■ Task
Copy all lines below exactly as written. Leave pictures out.
━━━ Material supplied
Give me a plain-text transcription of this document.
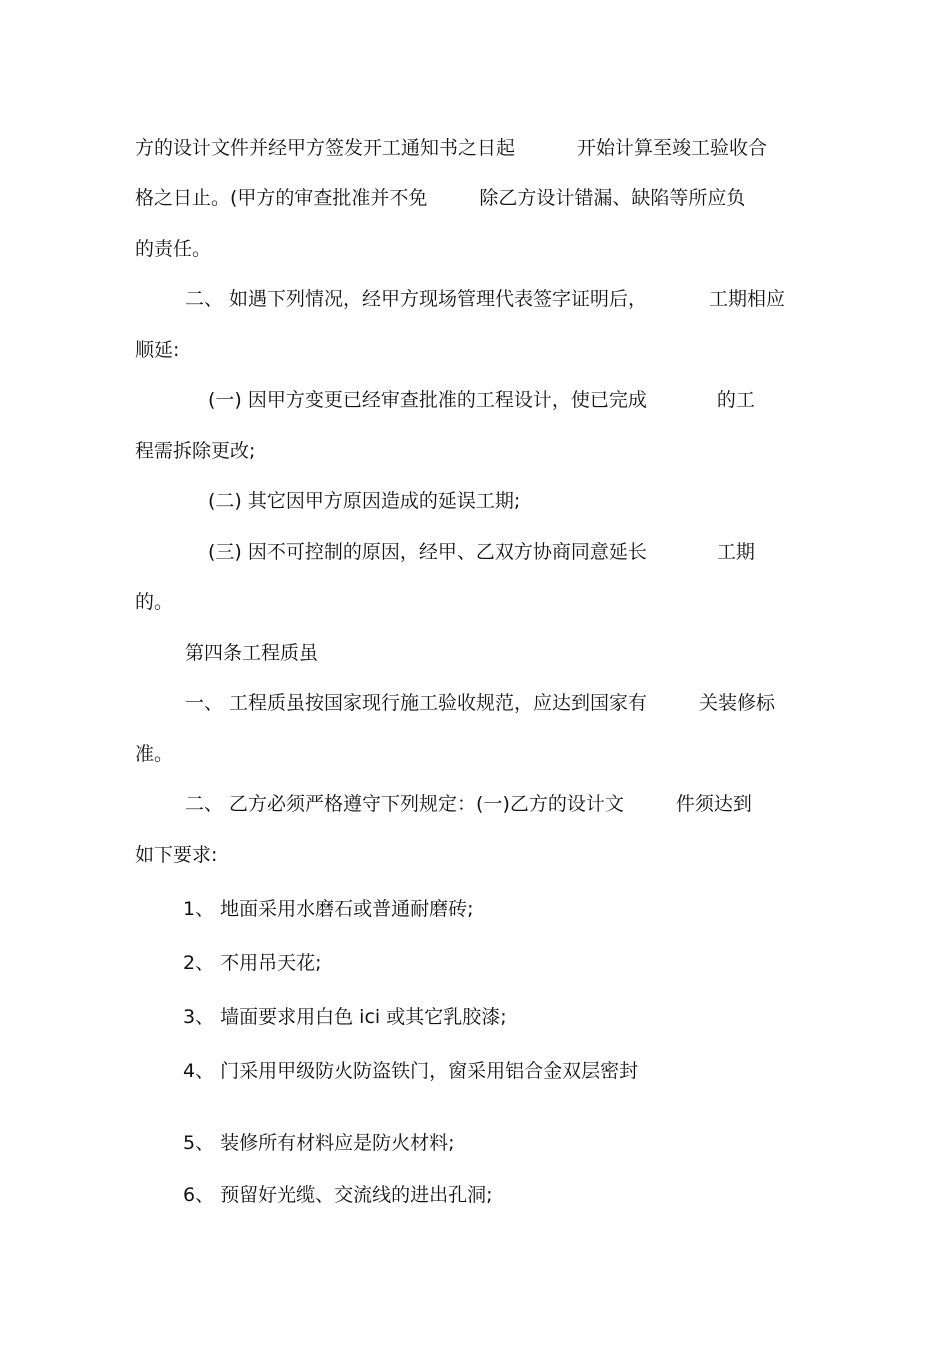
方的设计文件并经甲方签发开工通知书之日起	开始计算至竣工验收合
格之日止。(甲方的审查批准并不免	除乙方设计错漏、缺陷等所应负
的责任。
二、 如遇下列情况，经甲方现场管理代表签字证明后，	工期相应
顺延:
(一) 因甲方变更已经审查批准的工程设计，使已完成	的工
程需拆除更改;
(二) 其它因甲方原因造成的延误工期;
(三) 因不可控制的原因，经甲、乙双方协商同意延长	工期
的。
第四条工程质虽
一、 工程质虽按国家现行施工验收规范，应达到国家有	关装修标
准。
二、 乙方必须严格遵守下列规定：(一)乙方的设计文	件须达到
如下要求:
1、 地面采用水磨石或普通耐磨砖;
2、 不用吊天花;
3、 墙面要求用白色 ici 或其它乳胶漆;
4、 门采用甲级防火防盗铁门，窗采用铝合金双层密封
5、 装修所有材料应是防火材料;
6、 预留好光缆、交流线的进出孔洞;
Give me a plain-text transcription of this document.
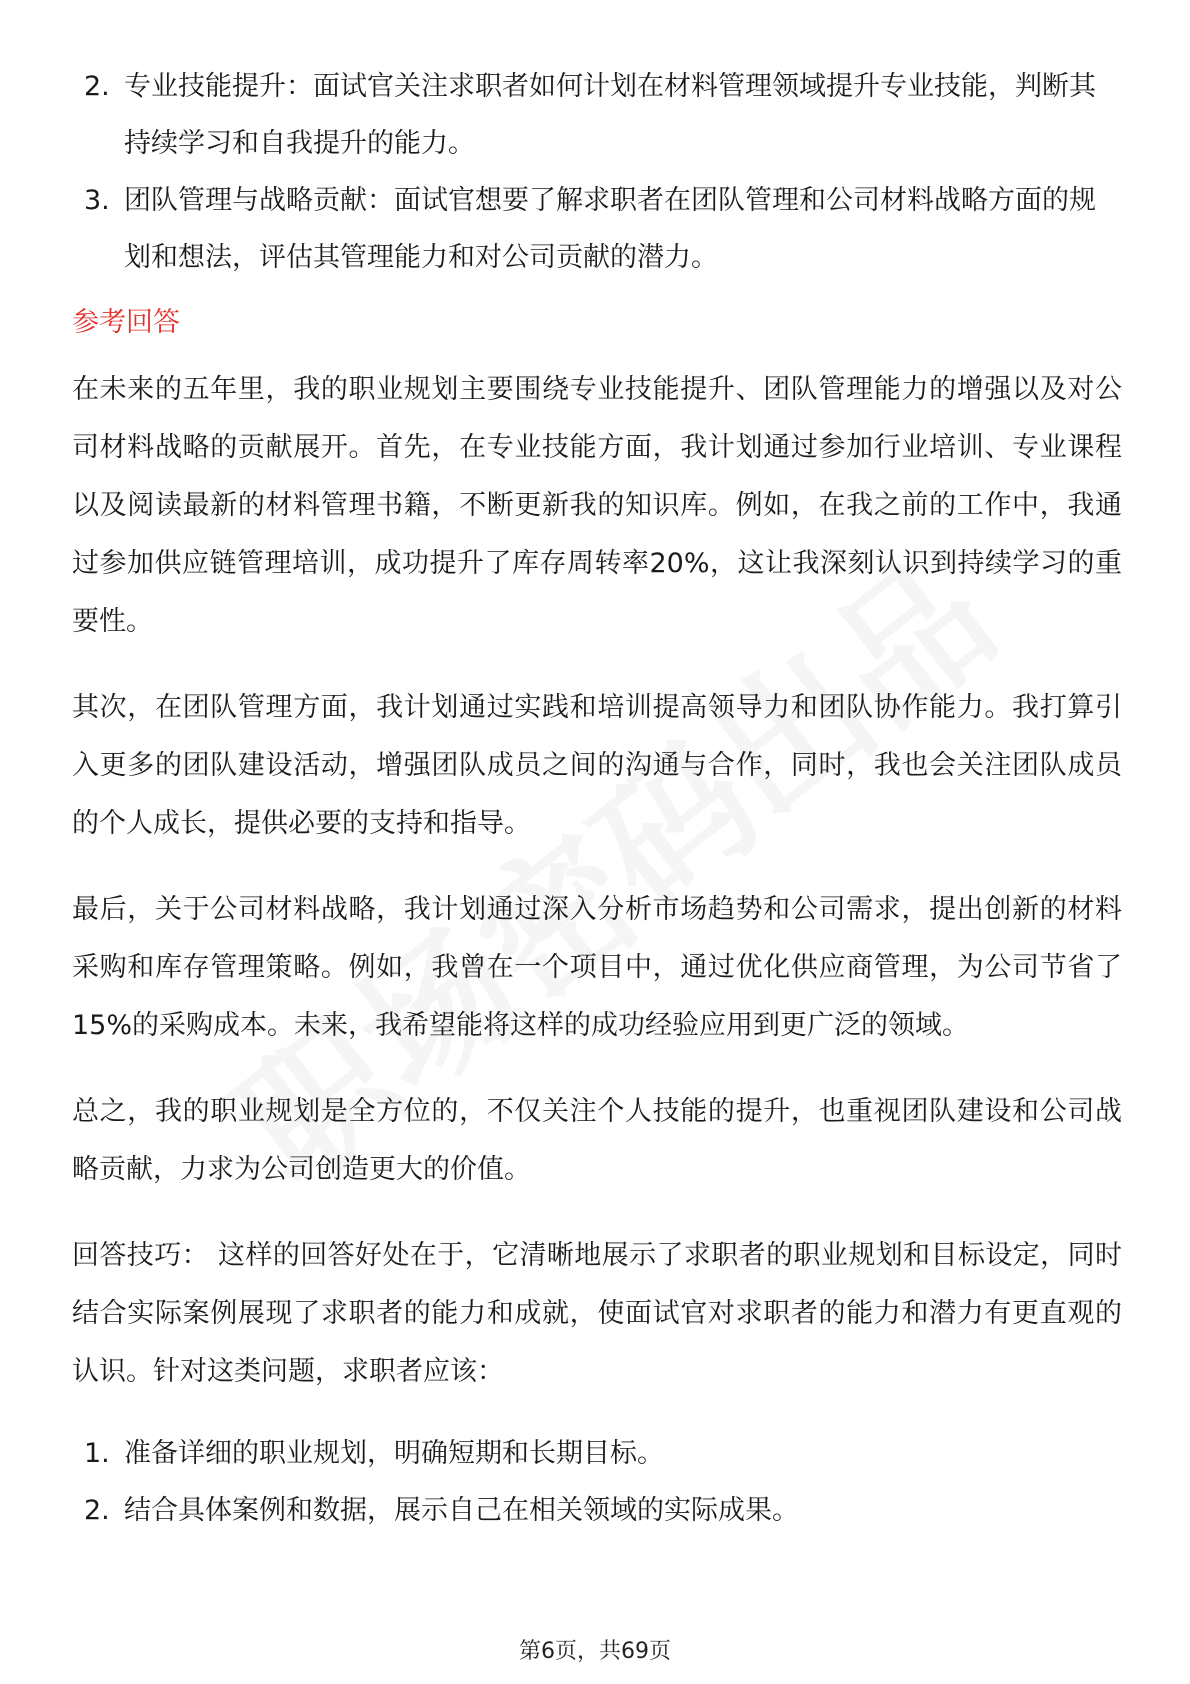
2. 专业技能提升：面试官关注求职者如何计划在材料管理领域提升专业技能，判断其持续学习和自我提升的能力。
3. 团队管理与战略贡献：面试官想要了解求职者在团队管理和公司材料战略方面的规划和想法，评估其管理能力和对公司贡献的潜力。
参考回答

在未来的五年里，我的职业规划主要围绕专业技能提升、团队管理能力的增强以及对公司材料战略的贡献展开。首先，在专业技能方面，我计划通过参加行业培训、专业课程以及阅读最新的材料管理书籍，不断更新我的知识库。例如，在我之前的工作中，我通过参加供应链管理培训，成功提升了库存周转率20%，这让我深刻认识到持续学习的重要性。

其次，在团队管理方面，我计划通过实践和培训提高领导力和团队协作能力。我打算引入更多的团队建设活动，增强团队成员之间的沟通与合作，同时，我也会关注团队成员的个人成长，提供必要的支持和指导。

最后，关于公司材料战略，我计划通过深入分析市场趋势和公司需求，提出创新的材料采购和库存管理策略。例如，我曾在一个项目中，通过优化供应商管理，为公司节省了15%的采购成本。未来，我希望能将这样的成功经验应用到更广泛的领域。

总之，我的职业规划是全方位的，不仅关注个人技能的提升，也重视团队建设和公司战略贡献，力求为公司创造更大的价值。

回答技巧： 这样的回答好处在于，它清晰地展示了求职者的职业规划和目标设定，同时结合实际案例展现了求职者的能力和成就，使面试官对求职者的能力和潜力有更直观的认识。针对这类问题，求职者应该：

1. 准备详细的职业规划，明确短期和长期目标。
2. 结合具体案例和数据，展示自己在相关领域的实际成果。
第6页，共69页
━━━━━━
■ Response to this exercise
Give me a plain-text transcription of this document.
方的设计文件并经甲方签发开工通知书之日起	开始计算至竣工验收合
格之日止。(甲方的审查批准并不免	除乙方设计错漏、缺陷等所应负
的责任。
二、 如遇下列情况，经甲方现场管理代表签字证明后，	工期相应
顺延:
(一) 因甲方变更已经审查批准的工程设计，使已完成	的工
程需拆除更改;
(二) 其它因甲方原因造成的延误工期;
(三) 因不可控制的原因，经甲、乙双方协商同意延长	工期
的。
第四条工程质虽
一、 工程质虽按国家现行施工验收规范，应达到国家有	关装修标
准。
二、 乙方必须严格遵守下列规定：(一)乙方的设计文	件须达到
如下要求:
1、 地面采用水磨石或普通耐磨砖;
2、 不用吊天花;
3、 墙面要求用白色 ici 或其它乳胶漆;
4、 门采用甲级防火防盗铁门，窗采用铝合金双层密封
5、 装修所有材料应是防火材料;
6、 预留好光缆、交流线的进出孔洞;
Give me a plain-text transcription of this document.
2. 专业技能提升：面试官关注求职者如何计划在材料管理领域提升专业技能，判断其持续学习和自我提升的能力。
3. 团队管理与战略贡献：面试官想要了解求职者在团队管理和公司材料战略方面的规划和想法，评估其管理能力和对公司贡献的潜力。
参考回答

在未来的五年里，我的职业规划主要围绕专业技能提升、团队管理能力的增强以及对公司材料战略的贡献展开。首先，在专业技能方面，我计划通过参加行业培训、专业课程以及阅读最新的材料管理书籍，不断更新我的知识库。例如，在我之前的工作中，我通过参加供应链管理培训，成功提升了库存周转率20%，这让我深刻认识到持续学习的重要性。

其次，在团队管理方面，我计划通过实践和培训提高领导力和团队协作能力。我打算引入更多的团队建设活动，增强团队成员之间的沟通与合作，同时，我也会关注团队成员的个人成长，提供必要的支持和指导。

最后，关于公司材料战略，我计划通过深入分析市场趋势和公司需求，提出创新的材料采购和库存管理策略。例如，我曾在一个项目中，通过优化供应商管理，为公司节省了15%的采购成本。未来，我希望能将这样的成功经验应用到更广泛的领域。

总之，我的职业规划是全方位的，不仅关注个人技能的提升，也重视团队建设和公司战略贡献，力求为公司创造更大的价值。

回答技巧： 这样的回答好处在于，它清晰地展示了求职者的职业规划和目标设定，同时结合实际案例展现了求职者的能力和成就，使面试官对求职者的能力和潜力有更直观的认识。针对这类问题，求职者应该：

1. 准备详细的职业规划，明确短期和长期目标。
2. 结合具体案例和数据，展示自己在相关领域的实际成果。
第6页，共69页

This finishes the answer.